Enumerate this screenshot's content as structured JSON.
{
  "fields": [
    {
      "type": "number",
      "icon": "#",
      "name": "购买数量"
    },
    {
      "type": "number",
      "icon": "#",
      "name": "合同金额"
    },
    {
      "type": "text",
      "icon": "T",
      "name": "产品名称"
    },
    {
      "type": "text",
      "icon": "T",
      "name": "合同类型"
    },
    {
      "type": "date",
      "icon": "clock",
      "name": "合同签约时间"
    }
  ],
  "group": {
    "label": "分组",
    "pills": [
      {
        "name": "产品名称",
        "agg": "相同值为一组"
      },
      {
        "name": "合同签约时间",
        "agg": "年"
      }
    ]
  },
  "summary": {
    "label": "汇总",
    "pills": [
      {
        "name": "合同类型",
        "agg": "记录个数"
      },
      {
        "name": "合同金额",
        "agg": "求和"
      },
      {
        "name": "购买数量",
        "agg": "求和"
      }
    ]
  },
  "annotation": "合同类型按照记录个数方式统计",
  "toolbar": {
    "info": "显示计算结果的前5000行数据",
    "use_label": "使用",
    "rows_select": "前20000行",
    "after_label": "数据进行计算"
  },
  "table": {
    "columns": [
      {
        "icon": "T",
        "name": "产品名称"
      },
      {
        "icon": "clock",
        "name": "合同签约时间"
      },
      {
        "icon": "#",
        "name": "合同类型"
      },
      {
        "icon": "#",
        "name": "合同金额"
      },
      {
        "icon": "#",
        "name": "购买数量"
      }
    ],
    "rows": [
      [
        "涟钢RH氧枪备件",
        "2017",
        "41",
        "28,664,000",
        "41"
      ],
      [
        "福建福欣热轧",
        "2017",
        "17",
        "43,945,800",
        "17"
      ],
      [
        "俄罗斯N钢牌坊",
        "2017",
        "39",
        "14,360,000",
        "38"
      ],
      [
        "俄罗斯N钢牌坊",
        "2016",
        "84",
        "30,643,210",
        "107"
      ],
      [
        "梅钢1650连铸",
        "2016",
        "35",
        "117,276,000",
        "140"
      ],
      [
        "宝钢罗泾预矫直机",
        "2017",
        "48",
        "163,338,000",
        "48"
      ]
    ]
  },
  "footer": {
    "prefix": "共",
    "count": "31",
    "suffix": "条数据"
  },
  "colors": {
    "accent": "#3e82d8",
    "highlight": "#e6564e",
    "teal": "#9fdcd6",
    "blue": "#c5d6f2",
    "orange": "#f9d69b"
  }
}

------------------------------------------------

== Written instruction ==
Repeat every entry exactly as written above.

== The completed task ==
Enumerate this screenshot's content as structured JSON.
{
  "fields": [
    {
      "type": "number",
      "icon": "#",
      "name": "购买数量"
    },
    {
      "type": "number",
      "icon": "#",
      "name": "合同金额"
    },
    {
      "type": "text",
      "icon": "T",
      "name": "产品名称"
    },
    {
      "type": "text",
      "icon": "T",
      "name": "合同类型"
    },
    {
      "type": "date",
      "icon": "clock",
      "name": "合同签约时间"
    }
  ],
  "group": {
    "label": "分组",
    "pills": [
      {
        "name": "产品名称",
        "agg": "相同值为一组"
      },
      {
        "name": "合同签约时间",
        "agg": "年"
      }
    ]
  },
  "summary": {
    "label": "汇总",
    "pills": [
      {
        "name": "合同类型",
        "agg": "记录个数"
      },
      {
        "name": "合同金额",
        "agg": "求和"
      },
      {
        "name": "购买数量",
        "agg": "求和"
      }
    ]
  },
  "annotation": "合同类型按照记录个数方式统计",
  "toolbar": {
    "info": "显示计算结果的前5000行数据",
    "use_label": "使用",
    "rows_select": "前20000行",
    "after_label": "数据进行计算"
  },
  "table": {
    "columns": [
      {
        "icon": "T",
        "name": "产品名称"
      },
      {
        "icon": "clock",
        "name": "合同签约时间"
      },
      {
        "icon": "#",
        "name": "合同类型"
      },
      {
        "icon": "#",
        "name": "合同金额"
      },
      {
        "icon": "#",
        "name": "购买数量"
      }
    ],
    "rows": [
      [
        "涟钢RH氧枪备件",
        "2017",
        "41",
        "28,664,000",
        "41"
      ],
      [
        "福建福欣热轧",
        "2017",
        "17",
        "43,945,800",
        "17"
      ],
      [
        "俄罗斯N钢牌坊",
        "2017",
        "39",
        "14,360,000",
        "38"
      ],
      [
        "俄罗斯N钢牌坊",
        "2016",
        "84",
        "30,643,210",
        "107"
      ],
      [
        "梅钢1650连铸",
        "2016",
        "35",
        "117,276,000",
        "140"
      ],
      [
        "宝钢罗泾预矫直机",
        "2017",
        "48",
        "163,338,000",
        "48"
      ]
    ]
  },
  "footer": {
    "prefix": "共",
    "count": "31",
    "suffix": "条数据"
  },
  "colors": {
    "accent": "#3e82d8",
    "highlight": "#e6564e",
    "teal": "#9fdcd6",
    "blue": "#c5d6f2",
    "orange": "#f9d69b"
  }
}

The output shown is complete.